■ **Requirement**:
Each line below should be reproduced without any alteration.

■ **Some records**:
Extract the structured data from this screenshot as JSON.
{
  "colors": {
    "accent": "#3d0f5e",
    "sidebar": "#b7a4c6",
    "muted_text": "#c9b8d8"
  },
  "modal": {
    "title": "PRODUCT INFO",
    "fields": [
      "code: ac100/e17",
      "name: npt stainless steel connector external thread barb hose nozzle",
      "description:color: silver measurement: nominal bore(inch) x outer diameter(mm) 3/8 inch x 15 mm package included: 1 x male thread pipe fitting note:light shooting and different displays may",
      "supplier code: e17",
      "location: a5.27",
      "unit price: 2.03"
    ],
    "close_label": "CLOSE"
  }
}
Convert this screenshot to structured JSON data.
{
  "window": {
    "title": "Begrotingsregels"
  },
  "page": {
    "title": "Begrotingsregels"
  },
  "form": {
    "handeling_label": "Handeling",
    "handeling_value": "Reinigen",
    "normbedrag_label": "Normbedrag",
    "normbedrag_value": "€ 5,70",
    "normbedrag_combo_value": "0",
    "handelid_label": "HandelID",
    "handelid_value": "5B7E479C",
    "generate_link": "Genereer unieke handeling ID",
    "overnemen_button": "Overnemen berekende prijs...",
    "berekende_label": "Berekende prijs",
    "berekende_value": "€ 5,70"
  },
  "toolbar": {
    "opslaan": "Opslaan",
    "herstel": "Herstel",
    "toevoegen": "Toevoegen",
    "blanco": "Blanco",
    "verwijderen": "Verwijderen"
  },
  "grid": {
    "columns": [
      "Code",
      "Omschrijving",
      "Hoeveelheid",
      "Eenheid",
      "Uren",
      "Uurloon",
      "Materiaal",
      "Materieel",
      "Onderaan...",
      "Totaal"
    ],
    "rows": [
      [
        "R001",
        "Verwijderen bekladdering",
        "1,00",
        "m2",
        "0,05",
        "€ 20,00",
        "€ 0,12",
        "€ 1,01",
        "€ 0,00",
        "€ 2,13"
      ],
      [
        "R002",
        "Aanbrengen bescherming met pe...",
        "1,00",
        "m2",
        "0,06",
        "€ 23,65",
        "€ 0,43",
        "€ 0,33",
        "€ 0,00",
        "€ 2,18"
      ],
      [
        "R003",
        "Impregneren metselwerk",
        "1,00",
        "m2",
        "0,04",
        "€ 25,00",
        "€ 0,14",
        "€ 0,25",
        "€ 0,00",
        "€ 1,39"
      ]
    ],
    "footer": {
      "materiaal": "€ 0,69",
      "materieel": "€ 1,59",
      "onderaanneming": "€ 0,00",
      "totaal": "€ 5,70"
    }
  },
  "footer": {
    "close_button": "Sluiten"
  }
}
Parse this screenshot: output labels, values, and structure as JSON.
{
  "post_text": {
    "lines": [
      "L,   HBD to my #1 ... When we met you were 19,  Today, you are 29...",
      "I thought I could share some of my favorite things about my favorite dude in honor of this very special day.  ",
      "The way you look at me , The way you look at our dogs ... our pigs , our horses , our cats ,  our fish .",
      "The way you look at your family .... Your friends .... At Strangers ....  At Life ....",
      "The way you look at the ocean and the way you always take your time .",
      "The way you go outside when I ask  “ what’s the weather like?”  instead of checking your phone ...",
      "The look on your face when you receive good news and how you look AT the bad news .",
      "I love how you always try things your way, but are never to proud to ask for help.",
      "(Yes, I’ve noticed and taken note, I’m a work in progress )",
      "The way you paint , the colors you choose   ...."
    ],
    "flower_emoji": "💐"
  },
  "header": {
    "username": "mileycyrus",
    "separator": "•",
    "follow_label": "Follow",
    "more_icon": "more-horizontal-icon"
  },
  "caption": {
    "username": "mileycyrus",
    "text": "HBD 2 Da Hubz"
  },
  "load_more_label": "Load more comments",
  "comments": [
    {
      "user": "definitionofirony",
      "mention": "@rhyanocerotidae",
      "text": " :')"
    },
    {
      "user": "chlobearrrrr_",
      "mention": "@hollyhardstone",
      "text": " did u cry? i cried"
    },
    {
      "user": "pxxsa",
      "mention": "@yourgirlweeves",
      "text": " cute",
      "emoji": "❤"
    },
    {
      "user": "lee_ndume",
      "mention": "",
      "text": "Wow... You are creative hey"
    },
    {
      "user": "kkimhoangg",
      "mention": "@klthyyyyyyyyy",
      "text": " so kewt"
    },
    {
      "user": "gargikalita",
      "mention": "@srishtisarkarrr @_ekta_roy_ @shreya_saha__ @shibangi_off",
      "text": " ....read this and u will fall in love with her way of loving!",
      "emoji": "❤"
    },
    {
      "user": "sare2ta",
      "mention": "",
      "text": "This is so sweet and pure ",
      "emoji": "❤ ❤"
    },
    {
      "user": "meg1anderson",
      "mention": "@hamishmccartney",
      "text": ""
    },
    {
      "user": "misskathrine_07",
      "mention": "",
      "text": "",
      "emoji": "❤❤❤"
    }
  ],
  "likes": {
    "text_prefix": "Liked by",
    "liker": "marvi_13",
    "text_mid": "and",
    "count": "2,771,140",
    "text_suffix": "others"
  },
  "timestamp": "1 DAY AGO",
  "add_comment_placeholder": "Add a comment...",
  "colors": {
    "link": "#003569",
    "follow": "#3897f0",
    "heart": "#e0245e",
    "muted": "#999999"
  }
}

■ **Written response**:
Extract the structured data from this screenshot as JSON.
{
  "colors": {
    "accent": "#3d0f5e",
    "sidebar": "#b7a4c6",
    "muted_text": "#c9b8d8"
  },
  "modal": {
    "title": "PRODUCT INFO",
    "fields": [
      "code: ac100/e17",
      "name: npt stainless steel connector external thread barb hose nozzle",
      "description:color: silver measurement: nominal bore(inch) x outer diameter(mm) 3/8 inch x 15 mm package included: 1 x male thread pipe fitting note:light shooting and different displays may",
      "supplier code: e17",
      "location: a5.27",
      "unit price: 2.03"
    ],
    "close_label": "CLOSE"
  }
}
Convert this screenshot to structured JSON data.
{
  "window": {
    "title": "Begrotingsregels"
  },
  "page": {
    "title": "Begrotingsregels"
  },
  "form": {
    "handeling_label": "Handeling",
    "handeling_value": "Reinigen",
    "normbedrag_label": "Normbedrag",
    "normbedrag_value": "€ 5,70",
    "normbedrag_combo_value": "0",
    "handelid_label": "HandelID",
    "handelid_value": "5B7E479C",
    "generate_link": "Genereer unieke handeling ID",
    "overnemen_button": "Overnemen berekende prijs...",
    "berekende_label": "Berekende prijs",
    "berekende_value": "€ 5,70"
  },
  "toolbar": {
    "opslaan": "Opslaan",
    "herstel": "Herstel",
    "toevoegen": "Toevoegen",
    "blanco": "Blanco",
    "verwijderen": "Verwijderen"
  },
  "grid": {
    "columns": [
      "Code",
      "Omschrijving",
      "Hoeveelheid",
      "Eenheid",
      "Uren",
      "Uurloon",
      "Materiaal",
      "Materieel",
      "Onderaan...",
      "Totaal"
    ],
    "rows": [
      [
        "R001",
        "Verwijderen bekladdering",
        "1,00",
        "m2",
        "0,05",
        "€ 20,00",
        "€ 0,12",
        "€ 1,01",
        "€ 0,00",
        "€ 2,13"
      ],
      [
        "R002",
        "Aanbrengen bescherming met pe...",
        "1,00",
        "m2",
        "0,06",
        "€ 23,65",
        "€ 0,43",
        "€ 0,33",
        "€ 0,00",
        "€ 2,18"
      ],
      [
        "R003",
        "Impregneren metselwerk",
        "1,00",
        "m2",
        "0,04",
        "€ 25,00",
        "€ 0,14",
        "€ 0,25",
        "€ 0,00",
        "€ 1,39"
      ]
    ],
    "footer": {
      "materiaal": "€ 0,69",
      "materieel": "€ 1,59",
      "onderaanneming": "€ 0,00",
      "totaal": "€ 5,70"
    }
  },
  "footer": {
    "close_button": "Sluiten"
  }
}
Parse this screenshot: output labels, values, and structure as JSON.
{
  "post_text": {
    "lines": [
      "L,   HBD to my #1 ... When we met you were 19,  Today, you are 29...",
      "I thought I could share some of my favorite things about my favorite dude in honor of this very special day.  ",
      "The way you look at me , The way you look at our dogs ... our pigs , our horses , our cats ,  our fish .",
      "The way you look at your family .... Your friends .... At Strangers ....  At Life ....",
      "The way you look at the ocean and the way you always take your time .",
      "The way you go outside when I ask  “ what’s the weather like?”  instead of checking your phone ...",
      "The look on your face when you receive good news and how you look AT the bad news .",
      "I love how you always try things your way, but are never to proud to ask for help.",
      "(Yes, I’ve noticed and taken note, I’m a work in progress )",
      "The way you paint , the colors you choose   ...."
    ],
    "flower_emoji": "💐"
  },
  "header": {
    "username": "mileycyrus",
    "separator": "•",
    "follow_label": "Follow",
    "more_icon": "more-horizontal-icon"
  },
  "caption": {
    "username": "mileycyrus",
    "text": "HBD 2 Da Hubz"
  },
  "load_more_label": "Load more comments",
  "comments": [
    {
      "user": "definitionofirony",
      "mention": "@rhyanocerotidae",
      "text": " :')"
    },
    {
      "user": "chlobearrrrr_",
      "mention": "@hollyhardstone",
      "text": " did u cry? i cried"
    },
    {
      "user": "pxxsa",
      "mention": "@yourgirlweeves",
      "text": " cute",
      "emoji": "❤"
    },
    {
      "user": "lee_ndume",
      "mention": "",
      "text": "Wow... You are creative hey"
    },
    {
      "user": "kkimhoangg",
      "mention": "@klthyyyyyyyyy",
      "text": " so kewt"
    },
    {
      "user": "gargikalita",
      "mention": "@srishtisarkarrr @_ekta_roy_ @shreya_saha__ @shibangi_off",
      "text": " ....read this and u will fall in love with her way of loving!",
      "emoji": "❤"
    },
    {
      "user": "sare2ta",
      "mention": "",
      "text": "This is so sweet and pure ",
      "emoji": "❤ ❤"
    },
    {
      "user": "meg1anderson",
      "mention": "@hamishmccartney",
      "text": ""
    },
    {
      "user": "misskathrine_07",
      "mention": "",
      "text": "",
      "emoji": "❤❤❤"
    }
  ],
  "likes": {
    "text_prefix": "Liked by",
    "liker": "marvi_13",
    "text_mid": "and",
    "count": "2,771,140",
    "text_suffix": "others"
  },
  "timestamp": "1 DAY AGO",
  "add_comment_placeholder": "Add a comment...",
  "colors": {
    "link": "#003569",
    "follow": "#3897f0",
    "heart": "#e0245e",
    "muted": "#999999"
  }
}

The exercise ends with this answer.